* **DOCUMENT SECTION**:
----

Getting on the same page...

For my hypothetical to make sense, you have to buy that the hypothetical is a legitimate possibility.

The type of deal I’m thinking of is Wash for Brett Wallace straight up. No one thinks Wallace can stick defensively at 3rd and he’s blocked at first by Pujols. Would the Cards give Wallace up for Washburn’s ~3.70 ERA at the trade deadline if they desperately needed starting pitching and had a legitimate chance to take the division? I don’t know because I don’t know quite how stupid Mozeliak is. Is a trade like this a possibility? Considering our the stellar decision-making of our previous FO, my answer is yes.

The question, then, is if you think Brett Wallace (or similar prospect) and half a season of decent production from Washburn is worth $10m saved over the last year. I say unequivocally yes. I would pay $10M just to get a Brett Wallace into our system.

by sammy on Apr 9, 2009 5:26 PM PDT up reply actions   0 recs

You are wrong here on a lot of levels

1) Your “hypothetical” is not a legitimate possibility. It is a Baseball Mogul type trade.

2) Wallace can play defense. His range may never be great because of his size, but he has a strong throwing arm and is surprisingly nimble for his size. Scouts think that he can be adequate at the major league level and the Cardinals will be determined to try him if he continues to hit.

3) The Cardinals would never trade Brett Wallace for Jarrod fucking Washburn. Wallace is a top 30 prospect after ~200 at bats in the minors. He is one of the best pure hitting prospects in the game, and if he can approach average defensively at third, he projects to be a superstar.

Jarrod Washburn is a pitcher in his mid thirties, who has a long track record of mediocrity that one decent half season will not erase. Paul Byrd had basically the same circumstances last year, and the Red Sox got him for a bag of balls.

4) While I’m not sure how good of a GM Mozeliak will be, he has definitely shown an inward building mentality. The farm system has improved dramatically since he took over, and he has avoided the stupid trades and FA signings that would ruin that.

5) Washburn’s defense isn’t really a secret. I heard the guys on Baseball Tonight saying that Washburn may have a low ERA because of his outfield, and they might be able to flip him for a prospect. I’m pretty sure that to be a GM, you have to be at least as smart as John Kruk. So even if Washburn puts up a lower ERA, no one will see it as real improvement.

St. Louis Cardinals... defying win expectancy since 2008

by vivaelpujols on Apr 10, 2009 2:29 AM PDT up reply actions   0 recs

You have much more faith in GM's then anyone I know

Jim Bowden, Bill Bavasi, and GM’s of the Pat Gillick mold (the ones that build solid winners but leave the farm system in post-apocalyptic shape) are your enemies when it comes to trades like this. And there are plenty of those gentlemen around MLB.

Keep in mind I’m not suggesting Wallace for Washburn would ever happen…but to say flipping Wash for decent prospects is impossible because the GM’s are too damn smart…you’re just totally fooling yourself on that.

by cwel87 on Apr 10, 2009 7:37 AM PDT up reply actions   0 recs

If we couldn't trade Putz for a prospect of Wallace's caliber

then there’s no way it’s going to happen.

----

* **MATERIAL**:
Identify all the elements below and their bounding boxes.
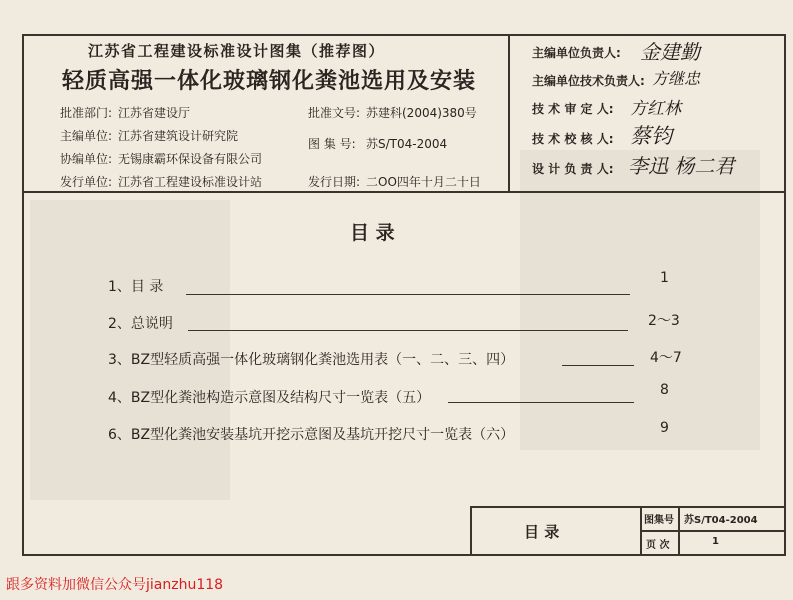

----

* **YOUR TASK**: Extend the forum discussion about trading Jarrod Washburn for a prospect like Brett Wallace, beginning right after its last sentence.

* **OUTPUT OF THE EXERCISE**:
The best type of prospect you’re going to get for Washburn is someone like Gaby Hernandez.

by JI on Apr 10, 2009 8:31 AM PDT up reply actions   0 recs

This was not at all my argument

I was simply saying that if one truly believes a GM position is invulnerable to poor baseball minds having access to such a seating, one is kidding themselves.

Bad trades happen. All the time. We know about this.

by cwel87 on Apr 10, 2009 4:38 PM PDT up reply actions   0 recs

If it seems like I'm fixated on Wallace,

I’m not. The Wallace suggestion was me trying to think of the most lop-sided yet remotely plausible trade I could think of. I don’t honestly think we could get Wallace. But CMC_Stags seemed to be arguing that even if we landed Brett Wallace for Washburn at the deadline this year, we still would have been better off dumping Washburn’s contract off last year.

by sammy on Apr 10, 2009 10:31 AM PDT up reply actions   0 recs

Yes.

Not trading Washburn when we had the chance was indefensible

by Matthew on Apr 10, 2009 10:32 AM PDT up reply actions   0 recs

Last time from me...

Is there no remotely plausible prospect/s that we could get in return that would mitigate the harm done by paying Washburn another $10m?

by sammy on Apr 10, 2009 10:42 AM PDT up reply actions   0 recs

For Boof!

Who’s basically a younger, cheaper, slightly better Jarrod Washburn.

That trade nix was so far beyond the level of stupid I thought anyone in charge of a baseball franchise was capable of. Then again, I felt similarly about the Bedard trade, so I shouldn’t have let myself get so caught off guard by this length of stupid.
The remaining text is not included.